-- Start of Given information --

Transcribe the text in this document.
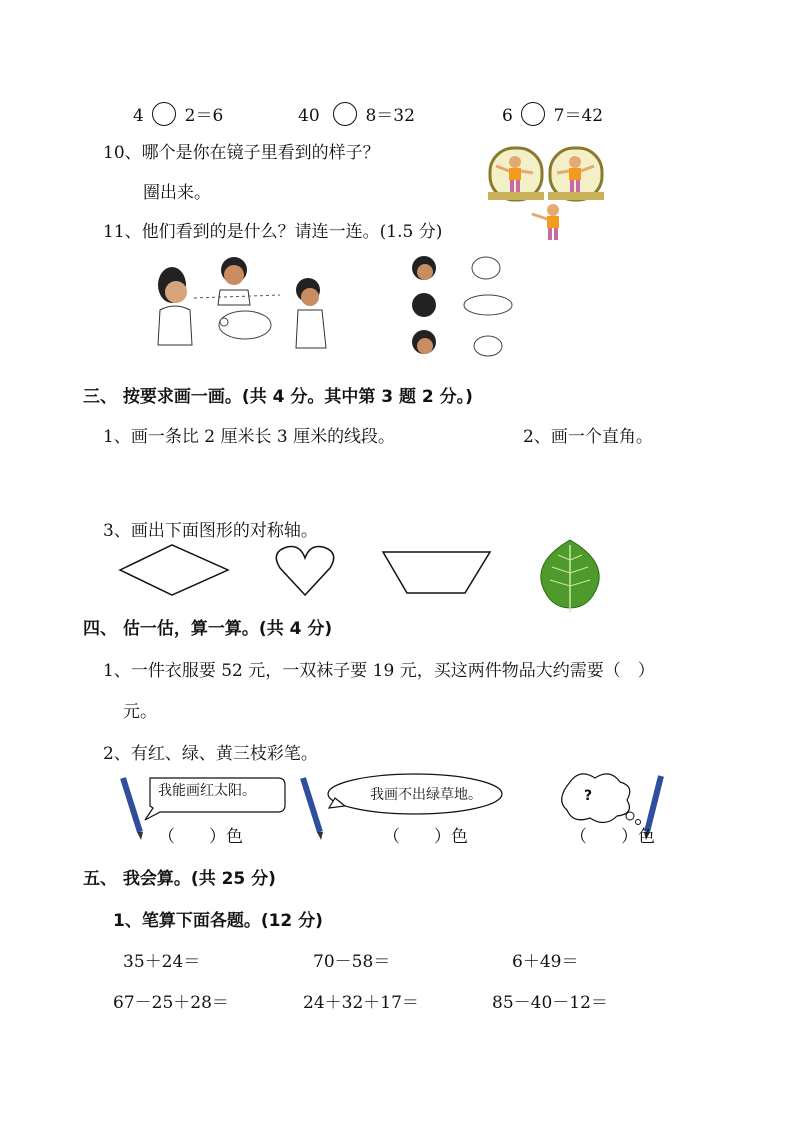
4 2＝6	40	8＝32	6 7＝42
10、哪个是你在镜子里看到的样子？
圈出来。
11、他们看到的是什么？请连一连。(1.5 分)
三、 按要求画一画。(共 4 分。其中第 3 题 2 分。)
1、画一条比 2 厘米长 3 厘米的线段。	2、画一个直角。
3、画出下面图形的对称轴。
四、 估一估，算一算。(共 4 分)
1、一件衣服要 52 元，一双袜子要 19 元，买这两件物品大约需要（　）
元。
2、有红、绿、黄三枝彩笔。
我能画红太阳。	我画不出绿草地。	?
（　　）色	（　　）色	（　　）色
五、 我会算。(共 25 分)
1、笔算下面各题。(12 分)
35＋24＝	70－58＝	6＋49＝
67－25＋28＝	24＋32＋17＝	85－40－12＝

-- End of Given information --

__Stated exercise__: Leave images out of the retyped records; keep all else exact.

__Written solution__:
Transcribe the text in this document.
4 2＝6	40	8＝32	6 7＝42
10、哪个是你在镜子里看到的样子？
圈出来。
11、他们看到的是什么？请连一连。(1.5 分)
三、 按要求画一画。(共 4 分。其中第 3 题 2 分。)
1、画一条比 2 厘米长 3 厘米的线段。	2、画一个直角。
3、画出下面图形的对称轴。
四、 估一估，算一算。(共 4 分)
1、一件衣服要 52 元，一双袜子要 19 元，买这两件物品大约需要（　）
元。
2、有红、绿、黄三枝彩笔。
我能画红太阳。	我画不出绿草地。	?
（　　）色	（　　）色	（　　）色
五、 我会算。(共 25 分)
1、笔算下面各题。(12 分)
35＋24＝	70－58＝	6＋49＝
67－25＋28＝	24＋32＋17＝	85－40－12＝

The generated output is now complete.